## Exercise directions
Filter the data for lines with the word "name", then copy every line so identified.

(Items from a dataset)
========================================================================
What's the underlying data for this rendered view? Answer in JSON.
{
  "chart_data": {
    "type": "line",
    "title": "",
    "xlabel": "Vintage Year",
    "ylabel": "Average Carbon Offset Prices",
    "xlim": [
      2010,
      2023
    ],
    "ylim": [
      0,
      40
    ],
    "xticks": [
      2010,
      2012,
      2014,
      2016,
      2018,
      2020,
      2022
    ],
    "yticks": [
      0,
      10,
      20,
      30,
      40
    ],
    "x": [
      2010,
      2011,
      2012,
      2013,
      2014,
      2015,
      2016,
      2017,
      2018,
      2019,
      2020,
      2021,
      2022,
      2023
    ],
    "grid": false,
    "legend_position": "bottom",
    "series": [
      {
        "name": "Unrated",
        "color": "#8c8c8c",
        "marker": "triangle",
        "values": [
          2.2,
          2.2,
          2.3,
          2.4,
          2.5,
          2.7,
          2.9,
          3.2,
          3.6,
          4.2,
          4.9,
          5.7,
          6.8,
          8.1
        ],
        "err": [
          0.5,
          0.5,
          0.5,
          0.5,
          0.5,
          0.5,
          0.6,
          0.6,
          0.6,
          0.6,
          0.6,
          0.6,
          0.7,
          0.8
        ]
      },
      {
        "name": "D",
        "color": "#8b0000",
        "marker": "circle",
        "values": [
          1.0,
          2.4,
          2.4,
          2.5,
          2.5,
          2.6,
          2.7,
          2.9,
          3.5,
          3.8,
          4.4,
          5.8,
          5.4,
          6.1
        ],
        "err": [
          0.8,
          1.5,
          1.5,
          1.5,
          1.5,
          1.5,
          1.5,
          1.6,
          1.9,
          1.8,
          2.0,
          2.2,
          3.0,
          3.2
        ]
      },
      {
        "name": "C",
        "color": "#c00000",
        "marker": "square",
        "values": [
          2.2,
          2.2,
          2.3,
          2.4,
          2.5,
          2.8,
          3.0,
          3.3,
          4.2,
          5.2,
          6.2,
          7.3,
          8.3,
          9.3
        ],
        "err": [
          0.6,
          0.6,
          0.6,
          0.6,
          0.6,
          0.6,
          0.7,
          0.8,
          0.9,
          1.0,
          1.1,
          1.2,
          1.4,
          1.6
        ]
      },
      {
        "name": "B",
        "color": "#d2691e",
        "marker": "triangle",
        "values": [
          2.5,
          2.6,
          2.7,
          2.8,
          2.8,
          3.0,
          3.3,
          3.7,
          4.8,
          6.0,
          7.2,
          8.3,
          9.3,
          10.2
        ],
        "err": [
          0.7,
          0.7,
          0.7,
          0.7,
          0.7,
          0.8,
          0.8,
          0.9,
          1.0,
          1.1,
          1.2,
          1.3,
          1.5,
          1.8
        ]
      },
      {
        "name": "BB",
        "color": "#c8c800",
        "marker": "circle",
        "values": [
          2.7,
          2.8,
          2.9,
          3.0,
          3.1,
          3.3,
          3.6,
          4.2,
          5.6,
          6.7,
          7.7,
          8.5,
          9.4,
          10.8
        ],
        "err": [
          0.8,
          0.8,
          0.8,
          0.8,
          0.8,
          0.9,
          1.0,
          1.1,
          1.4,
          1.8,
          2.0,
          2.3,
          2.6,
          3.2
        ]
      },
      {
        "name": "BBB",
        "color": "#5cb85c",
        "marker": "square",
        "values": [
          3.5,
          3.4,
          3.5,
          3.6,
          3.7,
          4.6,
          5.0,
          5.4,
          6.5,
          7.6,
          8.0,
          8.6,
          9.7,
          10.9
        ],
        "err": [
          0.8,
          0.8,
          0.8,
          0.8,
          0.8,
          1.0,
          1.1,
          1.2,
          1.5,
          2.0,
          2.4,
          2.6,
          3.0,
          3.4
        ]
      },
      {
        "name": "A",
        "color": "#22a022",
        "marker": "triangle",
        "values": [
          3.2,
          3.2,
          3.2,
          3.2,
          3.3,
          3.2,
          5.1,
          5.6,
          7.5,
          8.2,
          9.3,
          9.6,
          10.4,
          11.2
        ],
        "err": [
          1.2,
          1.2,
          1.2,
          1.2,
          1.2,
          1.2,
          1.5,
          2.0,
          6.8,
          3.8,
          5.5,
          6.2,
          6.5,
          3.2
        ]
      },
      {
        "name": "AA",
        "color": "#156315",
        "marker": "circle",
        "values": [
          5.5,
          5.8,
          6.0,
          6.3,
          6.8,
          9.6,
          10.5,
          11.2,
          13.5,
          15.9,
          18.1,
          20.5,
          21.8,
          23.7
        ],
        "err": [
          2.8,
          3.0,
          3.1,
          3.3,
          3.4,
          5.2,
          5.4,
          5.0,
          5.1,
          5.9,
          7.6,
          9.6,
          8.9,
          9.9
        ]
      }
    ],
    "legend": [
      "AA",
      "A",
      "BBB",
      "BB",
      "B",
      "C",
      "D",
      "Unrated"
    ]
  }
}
========================================================================
## Correct output
        "name": "Unrated",
        "name": "D",
        "name": "C",
        "name": "B",
        "name": "BB",
        "name": "BBB",
        "name": "A",
        "name": "AA",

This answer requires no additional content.